→ What is required
Transcribe the data that follows precisely, omitting nothing.

→ Excerpted data

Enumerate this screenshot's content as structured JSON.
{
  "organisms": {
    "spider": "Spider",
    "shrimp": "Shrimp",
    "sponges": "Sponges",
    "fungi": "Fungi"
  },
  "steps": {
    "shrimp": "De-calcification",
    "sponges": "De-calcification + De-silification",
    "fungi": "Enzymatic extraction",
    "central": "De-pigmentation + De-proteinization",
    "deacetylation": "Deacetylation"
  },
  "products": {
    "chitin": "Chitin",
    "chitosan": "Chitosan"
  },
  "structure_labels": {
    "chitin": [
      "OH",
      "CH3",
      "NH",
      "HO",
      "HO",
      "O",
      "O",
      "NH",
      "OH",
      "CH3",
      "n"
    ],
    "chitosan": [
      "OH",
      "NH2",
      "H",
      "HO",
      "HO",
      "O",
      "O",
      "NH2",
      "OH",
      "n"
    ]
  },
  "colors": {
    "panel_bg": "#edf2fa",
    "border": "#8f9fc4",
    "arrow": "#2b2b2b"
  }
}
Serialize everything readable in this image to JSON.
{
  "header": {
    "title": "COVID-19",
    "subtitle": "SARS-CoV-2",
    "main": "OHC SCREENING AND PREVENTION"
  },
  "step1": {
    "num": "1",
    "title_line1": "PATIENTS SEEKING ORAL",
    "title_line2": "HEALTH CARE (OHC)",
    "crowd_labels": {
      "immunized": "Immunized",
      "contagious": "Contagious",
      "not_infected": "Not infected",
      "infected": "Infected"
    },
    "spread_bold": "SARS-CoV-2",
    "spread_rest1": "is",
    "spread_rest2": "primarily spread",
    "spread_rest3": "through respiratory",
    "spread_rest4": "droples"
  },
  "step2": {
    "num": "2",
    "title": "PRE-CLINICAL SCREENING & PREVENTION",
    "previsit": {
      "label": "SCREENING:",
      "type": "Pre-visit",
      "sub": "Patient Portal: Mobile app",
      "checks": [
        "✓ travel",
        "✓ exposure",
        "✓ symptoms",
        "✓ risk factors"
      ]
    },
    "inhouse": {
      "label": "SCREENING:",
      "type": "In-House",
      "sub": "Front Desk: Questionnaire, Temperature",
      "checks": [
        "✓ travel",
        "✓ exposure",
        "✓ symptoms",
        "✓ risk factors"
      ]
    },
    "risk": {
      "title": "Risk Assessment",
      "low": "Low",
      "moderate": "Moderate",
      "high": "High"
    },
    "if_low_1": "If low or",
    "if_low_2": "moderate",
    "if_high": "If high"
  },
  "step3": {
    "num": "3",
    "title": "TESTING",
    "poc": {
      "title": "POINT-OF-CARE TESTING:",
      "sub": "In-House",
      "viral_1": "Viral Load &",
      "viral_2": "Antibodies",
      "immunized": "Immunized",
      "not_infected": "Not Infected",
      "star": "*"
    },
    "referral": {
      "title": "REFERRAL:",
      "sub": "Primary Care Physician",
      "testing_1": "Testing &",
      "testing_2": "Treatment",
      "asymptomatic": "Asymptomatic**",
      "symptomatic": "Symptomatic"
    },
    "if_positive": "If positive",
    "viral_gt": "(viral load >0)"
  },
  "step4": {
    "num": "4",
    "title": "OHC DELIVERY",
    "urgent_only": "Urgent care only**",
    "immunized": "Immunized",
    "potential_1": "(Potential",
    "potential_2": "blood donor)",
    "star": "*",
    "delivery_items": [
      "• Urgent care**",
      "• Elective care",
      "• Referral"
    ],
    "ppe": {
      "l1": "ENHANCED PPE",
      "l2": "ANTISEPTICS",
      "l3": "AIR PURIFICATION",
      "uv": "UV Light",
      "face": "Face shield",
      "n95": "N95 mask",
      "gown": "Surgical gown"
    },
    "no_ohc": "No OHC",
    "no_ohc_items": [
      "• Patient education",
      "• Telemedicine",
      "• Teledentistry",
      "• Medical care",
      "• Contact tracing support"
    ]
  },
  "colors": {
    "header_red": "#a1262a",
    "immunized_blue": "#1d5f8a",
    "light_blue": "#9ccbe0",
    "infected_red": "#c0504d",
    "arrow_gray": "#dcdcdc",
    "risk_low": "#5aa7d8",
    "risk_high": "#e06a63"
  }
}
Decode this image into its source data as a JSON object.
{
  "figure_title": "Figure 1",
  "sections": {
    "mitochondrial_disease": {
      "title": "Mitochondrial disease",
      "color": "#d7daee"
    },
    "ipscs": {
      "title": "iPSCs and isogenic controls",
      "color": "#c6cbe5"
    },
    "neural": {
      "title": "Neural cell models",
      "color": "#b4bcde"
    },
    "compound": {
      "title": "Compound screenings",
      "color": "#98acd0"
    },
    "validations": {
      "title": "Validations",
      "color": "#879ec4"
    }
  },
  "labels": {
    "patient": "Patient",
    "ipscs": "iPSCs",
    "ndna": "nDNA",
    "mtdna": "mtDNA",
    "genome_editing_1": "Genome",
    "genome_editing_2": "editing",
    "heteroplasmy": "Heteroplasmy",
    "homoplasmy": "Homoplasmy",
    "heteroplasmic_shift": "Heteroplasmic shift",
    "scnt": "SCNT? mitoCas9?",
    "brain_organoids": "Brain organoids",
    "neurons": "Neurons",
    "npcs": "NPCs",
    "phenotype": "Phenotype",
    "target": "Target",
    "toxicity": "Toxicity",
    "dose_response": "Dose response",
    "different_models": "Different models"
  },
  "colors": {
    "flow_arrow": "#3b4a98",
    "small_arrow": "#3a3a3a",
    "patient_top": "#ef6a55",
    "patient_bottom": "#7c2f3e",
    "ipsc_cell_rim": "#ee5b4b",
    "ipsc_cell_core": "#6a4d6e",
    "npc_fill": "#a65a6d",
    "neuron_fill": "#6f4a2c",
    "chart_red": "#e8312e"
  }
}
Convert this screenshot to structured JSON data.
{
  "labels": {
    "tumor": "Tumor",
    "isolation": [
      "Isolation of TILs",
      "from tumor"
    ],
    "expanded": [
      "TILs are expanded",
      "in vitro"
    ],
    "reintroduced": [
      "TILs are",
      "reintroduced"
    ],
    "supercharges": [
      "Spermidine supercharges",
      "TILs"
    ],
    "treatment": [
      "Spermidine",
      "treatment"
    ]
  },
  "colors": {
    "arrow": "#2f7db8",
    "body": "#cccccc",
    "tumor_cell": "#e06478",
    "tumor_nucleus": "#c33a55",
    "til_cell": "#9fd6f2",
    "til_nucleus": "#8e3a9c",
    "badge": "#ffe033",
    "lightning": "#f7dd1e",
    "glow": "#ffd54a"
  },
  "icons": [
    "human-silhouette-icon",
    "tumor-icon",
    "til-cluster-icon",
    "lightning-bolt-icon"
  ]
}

→ Result of this task
Enumerate this screenshot's content as structured JSON.
{
  "organisms": {
    "spider": "Spider",
    "shrimp": "Shrimp",
    "sponges": "Sponges",
    "fungi": "Fungi"
  },
  "steps": {
    "shrimp": "De-calcification",
    "sponges": "De-calcification + De-silification",
    "fungi": "Enzymatic extraction",
    "central": "De-pigmentation + De-proteinization",
    "deacetylation": "Deacetylation"
  },
  "products": {
    "chitin": "Chitin",
    "chitosan": "Chitosan"
  },
  "structure_labels": {
    "chitin": [
      "OH",
      "CH3",
      "NH",
      "HO",
      "HO",
      "O",
      "O",
      "NH",
      "OH",
      "CH3",
      "n"
    ],
    "chitosan": [
      "OH",
      "NH2",
      "H",
      "HO",
      "HO",
      "O",
      "O",
      "NH2",
      "OH",
      "n"
    ]
  },
  "colors": {
    "panel_bg": "#edf2fa",
    "border": "#8f9fc4",
    "arrow": "#2b2b2b"
  }
}
Serialize everything readable in this image to JSON.
{
  "header": {
    "title": "COVID-19",
    "subtitle": "SARS-CoV-2",
    "main": "OHC SCREENING AND PREVENTION"
  },
  "step1": {
    "num": "1",
    "title_line1": "PATIENTS SEEKING ORAL",
    "title_line2": "HEALTH CARE (OHC)",
    "crowd_labels": {
      "immunized": "Immunized",
      "contagious": "Contagious",
      "not_infected": "Not infected",
      "infected": "Infected"
    },
    "spread_bold": "SARS-CoV-2",
    "spread_rest1": "is",
    "spread_rest2": "primarily spread",
    "spread_rest3": "through respiratory",
    "spread_rest4": "droples"
  },
  "step2": {
    "num": "2",
    "title": "PRE-CLINICAL SCREENING & PREVENTION",
    "previsit": {
      "label": "SCREENING:",
      "type": "Pre-visit",
      "sub": "Patient Portal: Mobile app",
      "checks": [
        "✓ travel",
        "✓ exposure",
        "✓ symptoms",
        "✓ risk factors"
      ]
    },
    "inhouse": {
      "label": "SCREENING:",
      "type": "In-House",
      "sub": "Front Desk: Questionnaire, Temperature",
      "checks": [
        "✓ travel",
        "✓ exposure",
        "✓ symptoms",
        "✓ risk factors"
      ]
    },
    "risk": {
      "title": "Risk Assessment",
      "low": "Low",
      "moderate": "Moderate",
      "high": "High"
    },
    "if_low_1": "If low or",
    "if_low_2": "moderate",
    "if_high": "If high"
  },
  "step3": {
    "num": "3",
    "title": "TESTING",
    "poc": {
      "title": "POINT-OF-CARE TESTING:",
      "sub": "In-House",
      "viral_1": "Viral Load &",
      "viral_2": "Antibodies",
      "immunized": "Immunized",
      "not_infected": "Not Infected",
      "star": "*"
    },
    "referral": {
      "title": "REFERRAL:",
      "sub": "Primary Care Physician",
      "testing_1": "Testing &",
      "testing_2": "Treatment",
      "asymptomatic": "Asymptomatic**",
      "symptomatic": "Symptomatic"
    },
    "if_positive": "If positive",
    "viral_gt": "(viral load >0)"
  },
  "step4": {
    "num": "4",
    "title": "OHC DELIVERY",
    "urgent_only": "Urgent care only**",
    "immunized": "Immunized",
    "potential_1": "(Potential",
    "potential_2": "blood donor)",
    "star": "*",
    "delivery_items": [
      "• Urgent care**",
      "• Elective care",
      "• Referral"
    ],
    "ppe": {
      "l1": "ENHANCED PPE",
      "l2": "ANTISEPTICS",
      "l3": "AIR PURIFICATION",
      "uv": "UV Light",
      "face": "Face shield",
      "n95": "N95 mask",
      "gown": "Surgical gown"
    },
    "no_ohc": "No OHC",
    "no_ohc_items": [
      "• Patient education",
      "• Telemedicine",
      "• Teledentistry",
      "• Medical care",
      "• Contact tracing support"
    ]
  },
  "colors": {
    "header_red": "#a1262a",
    "immunized_blue": "#1d5f8a",
    "light_blue": "#9ccbe0",
    "infected_red": "#c0504d",
    "arrow_gray": "#dcdcdc",
    "risk_low": "#5aa7d8",
    "risk_high": "#e06a63"
  }
}
Decode this image into its source data as a JSON object.
{
  "figure_title": "Figure 1",
  "sections": {
    "mitochondrial_disease": {
      "title": "Mitochondrial disease",
      "color": "#d7daee"
    },
    "ipscs": {
      "title": "iPSCs and isogenic controls",
      "color": "#c6cbe5"
    },
    "neural": {
      "title": "Neural cell models",
      "color": "#b4bcde"
    },
    "compound": {
      "title": "Compound screenings",
      "color": "#98acd0"
    },
    "validations": {
      "title": "Validations",
      "color": "#879ec4"
    }
  },
  "labels": {
    "patient": "Patient",
    "ipscs": "iPSCs",
    "ndna": "nDNA",
    "mtdna": "mtDNA",
    "genome_editing_1": "Genome",
    "genome_editing_2": "editing",
    "heteroplasmy": "Heteroplasmy",
    "homoplasmy": "Homoplasmy",
    "heteroplasmic_shift": "Heteroplasmic shift",
    "scnt": "SCNT? mitoCas9?",
    "brain_organoids": "Brain organoids",
    "neurons": "Neurons",
    "npcs": "NPCs",
    "phenotype": "Phenotype",
    "target": "Target",
    "toxicity": "Toxicity",
    "dose_response": "Dose response",
    "different_models": "Different models"
  },
  "colors": {
    "flow_arrow": "#3b4a98",
    "small_arrow": "#3a3a3a",
    "patient_top": "#ef6a55",
    "patient_bottom": "#7c2f3e",
    "ipsc_cell_rim": "#ee5b4b",
    "ipsc_cell_core": "#6a4d6e",
    "npc_fill": "#a65a6d",
    "neuron_fill": "#6f4a2c",
    "chart_red": "#e8312e"
  }
}
Convert this screenshot to structured JSON data.
{
  "labels": {
    "tumor": "Tumor",
    "isolation": [
      "Isolation of TILs",
      "from tumor"
    ],
    "expanded": [
      "TILs are expanded",
      "in vitro"
    ],
    "reintroduced": [
      "TILs are",
      "reintroduced"
    ],
    "supercharges": [
      "Spermidine supercharges",
      "TILs"
    ],
    "treatment": [
      "Spermidine",
      "treatment"
    ]
  },
  "colors": {
    "arrow": "#2f7db8",
    "body": "#cccccc",
    "tumor_cell": "#e06478",
    "tumor_nucleus": "#c33a55",
    "til_cell": "#9fd6f2",
    "til_nucleus": "#8e3a9c",
    "badge": "#ffe033",
    "lightning": "#f7dd1e",
    "glow": "#ffd54a"
  },
  "icons": [
    "human-silhouette-icon",
    "tumor-icon",
    "til-cluster-icon",
    "lightning-bolt-icon"
  ]
}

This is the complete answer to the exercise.